> **Task details**:
Are you able to retype all the records below exactly?

> **Supplied records**:
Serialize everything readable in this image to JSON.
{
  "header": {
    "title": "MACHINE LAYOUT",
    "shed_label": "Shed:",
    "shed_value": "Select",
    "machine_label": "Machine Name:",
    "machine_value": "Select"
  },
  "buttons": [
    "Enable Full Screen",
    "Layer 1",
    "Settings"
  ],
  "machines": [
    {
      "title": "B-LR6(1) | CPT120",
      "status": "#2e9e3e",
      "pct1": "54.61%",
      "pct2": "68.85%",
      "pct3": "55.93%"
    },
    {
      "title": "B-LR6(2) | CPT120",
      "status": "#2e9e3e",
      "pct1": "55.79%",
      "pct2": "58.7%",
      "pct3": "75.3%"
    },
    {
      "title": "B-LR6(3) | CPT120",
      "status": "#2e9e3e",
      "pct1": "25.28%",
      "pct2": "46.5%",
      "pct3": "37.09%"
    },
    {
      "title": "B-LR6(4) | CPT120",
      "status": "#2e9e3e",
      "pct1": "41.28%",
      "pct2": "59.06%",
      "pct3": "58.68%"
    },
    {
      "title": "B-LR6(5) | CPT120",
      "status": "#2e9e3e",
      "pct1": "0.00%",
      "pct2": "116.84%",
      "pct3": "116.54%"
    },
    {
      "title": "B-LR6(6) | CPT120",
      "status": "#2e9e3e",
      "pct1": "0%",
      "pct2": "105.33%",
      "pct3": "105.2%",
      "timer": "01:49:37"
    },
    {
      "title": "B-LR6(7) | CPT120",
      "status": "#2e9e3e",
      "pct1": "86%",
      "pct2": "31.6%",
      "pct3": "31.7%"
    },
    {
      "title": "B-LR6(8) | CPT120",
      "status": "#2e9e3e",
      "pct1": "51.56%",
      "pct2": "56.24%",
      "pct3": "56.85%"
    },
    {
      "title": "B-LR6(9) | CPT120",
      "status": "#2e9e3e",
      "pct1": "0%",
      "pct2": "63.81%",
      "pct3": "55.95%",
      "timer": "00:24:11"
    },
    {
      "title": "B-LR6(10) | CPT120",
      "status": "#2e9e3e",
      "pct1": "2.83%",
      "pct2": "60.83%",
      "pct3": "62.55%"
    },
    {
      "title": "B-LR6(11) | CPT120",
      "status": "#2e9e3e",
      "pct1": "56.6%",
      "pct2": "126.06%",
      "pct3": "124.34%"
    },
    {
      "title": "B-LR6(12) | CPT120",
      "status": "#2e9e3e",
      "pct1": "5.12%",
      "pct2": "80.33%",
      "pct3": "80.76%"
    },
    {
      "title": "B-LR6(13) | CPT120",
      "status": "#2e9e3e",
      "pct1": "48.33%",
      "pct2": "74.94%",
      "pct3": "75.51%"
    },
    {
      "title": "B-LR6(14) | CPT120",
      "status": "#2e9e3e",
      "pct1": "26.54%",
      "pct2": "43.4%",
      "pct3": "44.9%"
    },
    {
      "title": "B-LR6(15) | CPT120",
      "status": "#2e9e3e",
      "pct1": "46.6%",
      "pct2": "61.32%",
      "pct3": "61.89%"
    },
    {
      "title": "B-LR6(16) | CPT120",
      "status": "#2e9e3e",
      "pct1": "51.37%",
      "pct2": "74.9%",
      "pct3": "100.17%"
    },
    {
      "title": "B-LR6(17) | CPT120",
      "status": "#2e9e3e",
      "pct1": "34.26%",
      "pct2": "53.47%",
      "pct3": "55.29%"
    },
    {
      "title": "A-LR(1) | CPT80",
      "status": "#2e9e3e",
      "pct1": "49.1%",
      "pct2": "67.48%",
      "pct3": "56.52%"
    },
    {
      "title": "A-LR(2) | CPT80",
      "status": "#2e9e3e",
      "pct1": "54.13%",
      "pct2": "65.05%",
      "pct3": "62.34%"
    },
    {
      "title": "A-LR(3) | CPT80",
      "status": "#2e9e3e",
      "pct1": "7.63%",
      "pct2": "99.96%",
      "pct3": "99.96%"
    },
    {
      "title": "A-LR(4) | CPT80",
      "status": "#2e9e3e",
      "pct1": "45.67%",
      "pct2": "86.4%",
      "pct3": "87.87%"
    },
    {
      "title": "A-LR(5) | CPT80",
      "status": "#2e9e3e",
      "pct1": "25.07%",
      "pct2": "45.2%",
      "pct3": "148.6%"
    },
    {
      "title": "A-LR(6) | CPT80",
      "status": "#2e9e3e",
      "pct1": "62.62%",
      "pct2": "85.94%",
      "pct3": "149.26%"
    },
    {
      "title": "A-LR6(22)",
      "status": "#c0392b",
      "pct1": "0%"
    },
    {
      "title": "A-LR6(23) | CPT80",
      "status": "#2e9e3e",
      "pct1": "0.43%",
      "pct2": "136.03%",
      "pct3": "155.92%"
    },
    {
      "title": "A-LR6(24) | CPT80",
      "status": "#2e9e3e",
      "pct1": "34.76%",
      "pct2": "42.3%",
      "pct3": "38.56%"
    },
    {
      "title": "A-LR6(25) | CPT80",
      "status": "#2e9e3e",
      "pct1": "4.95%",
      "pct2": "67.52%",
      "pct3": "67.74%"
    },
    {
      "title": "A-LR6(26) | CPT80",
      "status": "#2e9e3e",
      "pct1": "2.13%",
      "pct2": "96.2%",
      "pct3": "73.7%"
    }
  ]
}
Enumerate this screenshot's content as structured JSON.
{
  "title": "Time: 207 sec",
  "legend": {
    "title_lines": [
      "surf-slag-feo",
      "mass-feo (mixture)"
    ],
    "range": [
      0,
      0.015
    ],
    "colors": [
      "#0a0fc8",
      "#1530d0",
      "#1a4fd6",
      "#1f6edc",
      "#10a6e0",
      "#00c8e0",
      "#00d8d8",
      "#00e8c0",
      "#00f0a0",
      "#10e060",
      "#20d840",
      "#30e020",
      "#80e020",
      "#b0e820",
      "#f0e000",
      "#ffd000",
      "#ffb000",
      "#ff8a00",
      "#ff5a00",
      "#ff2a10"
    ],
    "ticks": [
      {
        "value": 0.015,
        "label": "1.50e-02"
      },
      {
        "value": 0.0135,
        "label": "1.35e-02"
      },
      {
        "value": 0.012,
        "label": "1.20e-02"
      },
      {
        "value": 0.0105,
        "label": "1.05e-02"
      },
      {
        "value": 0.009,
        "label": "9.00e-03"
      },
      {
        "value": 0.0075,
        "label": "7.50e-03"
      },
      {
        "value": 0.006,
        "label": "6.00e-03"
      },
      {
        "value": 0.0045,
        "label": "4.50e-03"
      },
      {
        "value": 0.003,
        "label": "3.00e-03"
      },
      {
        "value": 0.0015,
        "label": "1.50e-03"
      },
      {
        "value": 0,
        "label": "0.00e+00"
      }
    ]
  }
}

> **Expected answer**:
Serialize everything readable in this image to JSON.
{
  "header": {
    "title": "MACHINE LAYOUT",
    "shed_label": "Shed:",
    "shed_value": "Select",
    "machine_label": "Machine Name:",
    "machine_value": "Select"
  },
  "buttons": [
    "Enable Full Screen",
    "Layer 1",
    "Settings"
  ],
  "machines": [
    {
      "title": "B-LR6(1) | CPT120",
      "status": "#2e9e3e",
      "pct1": "54.61%",
      "pct2": "68.85%",
      "pct3": "55.93%"
    },
    {
      "title": "B-LR6(2) | CPT120",
      "status": "#2e9e3e",
      "pct1": "55.79%",
      "pct2": "58.7%",
      "pct3": "75.3%"
    },
    {
      "title": "B-LR6(3) | CPT120",
      "status": "#2e9e3e",
      "pct1": "25.28%",
      "pct2": "46.5%",
      "pct3": "37.09%"
    },
    {
      "title": "B-LR6(4) | CPT120",
      "status": "#2e9e3e",
      "pct1": "41.28%",
      "pct2": "59.06%",
      "pct3": "58.68%"
    },
    {
      "title": "B-LR6(5) | CPT120",
      "status": "#2e9e3e",
      "pct1": "0.00%",
      "pct2": "116.84%",
      "pct3": "116.54%"
    },
    {
      "title": "B-LR6(6) | CPT120",
      "status": "#2e9e3e",
      "pct1": "0%",
      "pct2": "105.33%",
      "pct3": "105.2%",
      "timer": "01:49:37"
    },
    {
      "title": "B-LR6(7) | CPT120",
      "status": "#2e9e3e",
      "pct1": "86%",
      "pct2": "31.6%",
      "pct3": "31.7%"
    },
    {
      "title": "B-LR6(8) | CPT120",
      "status": "#2e9e3e",
      "pct1": "51.56%",
      "pct2": "56.24%",
      "pct3": "56.85%"
    },
    {
      "title": "B-LR6(9) | CPT120",
      "status": "#2e9e3e",
      "pct1": "0%",
      "pct2": "63.81%",
      "pct3": "55.95%",
      "timer": "00:24:11"
    },
    {
      "title": "B-LR6(10) | CPT120",
      "status": "#2e9e3e",
      "pct1": "2.83%",
      "pct2": "60.83%",
      "pct3": "62.55%"
    },
    {
      "title": "B-LR6(11) | CPT120",
      "status": "#2e9e3e",
      "pct1": "56.6%",
      "pct2": "126.06%",
      "pct3": "124.34%"
    },
    {
      "title": "B-LR6(12) | CPT120",
      "status": "#2e9e3e",
      "pct1": "5.12%",
      "pct2": "80.33%",
      "pct3": "80.76%"
    },
    {
      "title": "B-LR6(13) | CPT120",
      "status": "#2e9e3e",
      "pct1": "48.33%",
      "pct2": "74.94%",
      "pct3": "75.51%"
    },
    {
      "title": "B-LR6(14) | CPT120",
      "status": "#2e9e3e",
      "pct1": "26.54%",
      "pct2": "43.4%",
      "pct3": "44.9%"
    },
    {
      "title": "B-LR6(15) | CPT120",
      "status": "#2e9e3e",
      "pct1": "46.6%",
      "pct2": "61.32%",
      "pct3": "61.89%"
    },
    {
      "title": "B-LR6(16) | CPT120",
      "status": "#2e9e3e",
      "pct1": "51.37%",
      "pct2": "74.9%",
      "pct3": "100.17%"
    },
    {
      "title": "B-LR6(17) | CPT120",
      "status": "#2e9e3e",
      "pct1": "34.26%",
      "pct2": "53.47%",
      "pct3": "55.29%"
    },
    {
      "title": "A-LR(1) | CPT80",
      "status": "#2e9e3e",
      "pct1": "49.1%",
      "pct2": "67.48%",
      "pct3": "56.52%"
    },
    {
      "title": "A-LR(2) | CPT80",
      "status": "#2e9e3e",
      "pct1": "54.13%",
      "pct2": "65.05%",
      "pct3": "62.34%"
    },
    {
      "title": "A-LR(3) | CPT80",
      "status": "#2e9e3e",
      "pct1": "7.63%",
      "pct2": "99.96%",
      "pct3": "99.96%"
    },
    {
      "title": "A-LR(4) | CPT80",
      "status": "#2e9e3e",
      "pct1": "45.67%",
      "pct2": "86.4%",
      "pct3": "87.87%"
    },
    {
      "title": "A-LR(5) | CPT80",
      "status": "#2e9e3e",
      "pct1": "25.07%",
      "pct2": "45.2%",
      "pct3": "148.6%"
    },
    {
      "title": "A-LR(6) | CPT80",
      "status": "#2e9e3e",
      "pct1": "62.62%",
      "pct2": "85.94%",
      "pct3": "149.26%"
    },
    {
      "title": "A-LR6(22)",
      "status": "#c0392b",
      "pct1": "0%"
    },
    {
      "title": "A-LR6(23) | CPT80",
      "status": "#2e9e3e",
      "pct1": "0.43%",
      "pct2": "136.03%",
      "pct3": "155.92%"
    },
    {
      "title": "A-LR6(24) | CPT80",
      "status": "#2e9e3e",
      "pct1": "34.76%",
      "pct2": "42.3%",
      "pct3": "38.56%"
    },
    {
      "title": "A-LR6(25) | CPT80",
      "status": "#2e9e3e",
      "pct1": "4.95%",
      "pct2": "67.52%",
      "pct3": "67.74%"
    },
    {
      "title": "A-LR6(26) | CPT80",
      "status": "#2e9e3e",
      "pct1": "2.13%",
      "pct2": "96.2%",
      "pct3": "73.7%"
    }
  ]
}
Enumerate this screenshot's content as structured JSON.
{
  "title": "Time: 207 sec",
  "legend": {
    "title_lines": [
      "surf-slag-feo",
      "mass-feo (mixture)"
    ],
    "range": [
      0,
      0.015
    ],
    "colors": [
      "#0a0fc8",
      "#1530d0",
      "#1a4fd6",
      "#1f6edc",
      "#10a6e0",
      "#00c8e0",
      "#00d8d8",
      "#00e8c0",
      "#00f0a0",
      "#10e060",
      "#20d840",
      "#30e020",
      "#80e020",
      "#b0e820",
      "#f0e000",
      "#ffd000",
      "#ffb000",
      "#ff8a00",
      "#ff5a00",
      "#ff2a10"
    ],
    "ticks": [
      {
        "value": 0.015,
        "label": "1.50e-02"
      },
      {
        "value": 0.0135,
        "label": "1.35e-02"
      },
      {
        "value": 0.012,
        "label": "1.20e-02"
      },
      {
        "value": 0.0105,
        "label": "1.05e-02"
      },
      {
        "value": 0.009,
        "label": "9.00e-03"
      },
      {
        "value": 0.0075,
        "label": "7.50e-03"
      },
      {
        "value": 0.006,
        "label": "6.00e-03"
      },
      {
        "value": 0.0045,
        "label": "4.50e-03"
      },
      {
        "value": 0.003,
        "label": "3.00e-03"
      },
      {
        "value": 0.0015,
        "label": "1.50e-03"
      },
      {
        "value": 0,
        "label": "0.00e+00"
      }
    ]
  }
}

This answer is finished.